--- Start Exercise inputs ---

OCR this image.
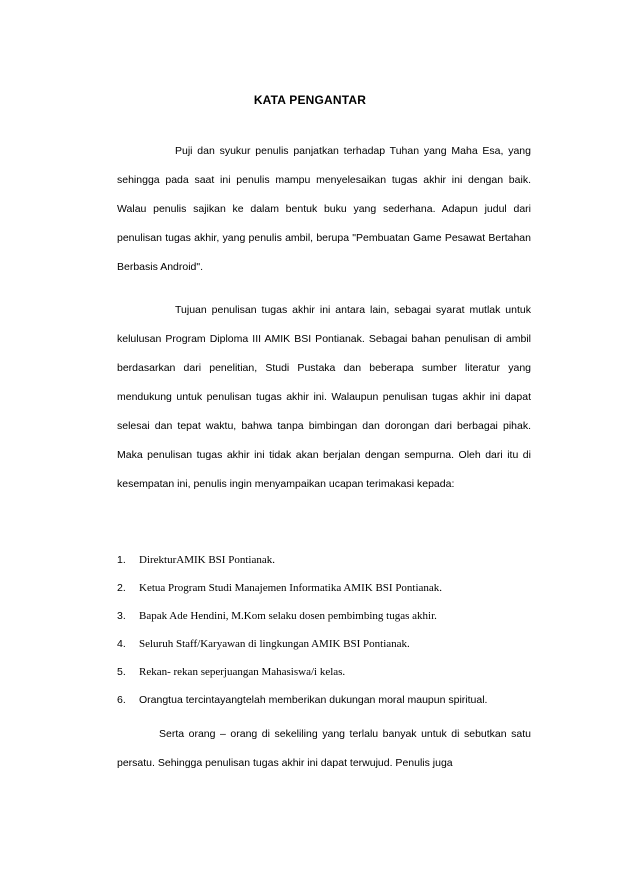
KATA PENGANTAR

Puji dan syukur penulis panjatkan terhadap Tuhan yang Maha Esa, yang sehingga pada saat ini penulis mampu menyelesaikan tugas akhir ini dengan baik. Walau penulis sajikan ke dalam bentuk buku yang sederhana. Adapun judul dari penulisan tugas akhir, yang penulis ambil, berupa "Pembuatan Game Pesawat Bertahan Berbasis Android".

Tujuan penulisan tugas akhir ini antara lain, sebagai syarat mutlak untuk kelulusan Program Diploma III AMIK BSI Pontianak. Sebagai bahan penulisan di ambil berdasarkan dari penelitian, Studi Pustaka dan beberapa sumber literatur yang mendukung untuk penulisan tugas akhir ini. Walaupun penulisan tugas akhir ini dapat selesai dan tepat waktu, bahwa tanpa bimbingan dan dorongan dari berbagai pihak. Maka penulisan tugas akhir ini tidak akan berjalan dengan sempurna. Oleh dari itu di kesempatan ini, penulis ingin menyampaikan ucapan terimakasi kepada:

1.	DirekturAMIK BSI Pontianak.
2.	Ketua Program Studi Manajemen Informatika AMIK BSI Pontianak.
3.	Bapak Ade Hendini, M.Kom selaku dosen pembimbing tugas akhir.
4.	Seluruh Staff/Karyawan di lingkungan AMIK BSI Pontianak.
5.	Rekan- rekan seperjuangan Mahasiswa/i kelas.
6.	Orangtua tercintayangtelah memberikan dukungan moral maupun spiritual.

Serta orang – orang di sekeliling yang terlalu banyak untuk di sebutkan satu persatu. Sehingga penulisan tugas akhir ini dapat terwujud. Penulis juga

--- End Exercise inputs ---

**Do this**
Make a word-for-word copy of the entries, without any pictures.

**Solution**
OCR this image.
KATA PENGANTAR

Puji dan syukur penulis panjatkan terhadap Tuhan yang Maha Esa, yang sehingga pada saat ini penulis mampu menyelesaikan tugas akhir ini dengan baik. Walau penulis sajikan ke dalam bentuk buku yang sederhana. Adapun judul dari penulisan tugas akhir, yang penulis ambil, berupa "Pembuatan Game Pesawat Bertahan Berbasis Android".

Tujuan penulisan tugas akhir ini antara lain, sebagai syarat mutlak untuk kelulusan Program Diploma III AMIK BSI Pontianak. Sebagai bahan penulisan di ambil berdasarkan dari penelitian, Studi Pustaka dan beberapa sumber literatur yang mendukung untuk penulisan tugas akhir ini. Walaupun penulisan tugas akhir ini dapat selesai dan tepat waktu, bahwa tanpa bimbingan dan dorongan dari berbagai pihak. Maka penulisan tugas akhir ini tidak akan berjalan dengan sempurna. Oleh dari itu di kesempatan ini, penulis ingin menyampaikan ucapan terimakasi kepada:

1.	DirekturAMIK BSI Pontianak.
2.	Ketua Program Studi Manajemen Informatika AMIK BSI Pontianak.
3.	Bapak Ade Hendini, M.Kom selaku dosen pembimbing tugas akhir.
4.	Seluruh Staff/Karyawan di lingkungan AMIK BSI Pontianak.
5.	Rekan- rekan seperjuangan Mahasiswa/i kelas.
6.	Orangtua tercintayangtelah memberikan dukungan moral maupun spiritual.

Serta orang – orang di sekeliling yang terlalu banyak untuk di sebutkan satu persatu. Sehingga penulisan tugas akhir ini dapat terwujud. Penulis juga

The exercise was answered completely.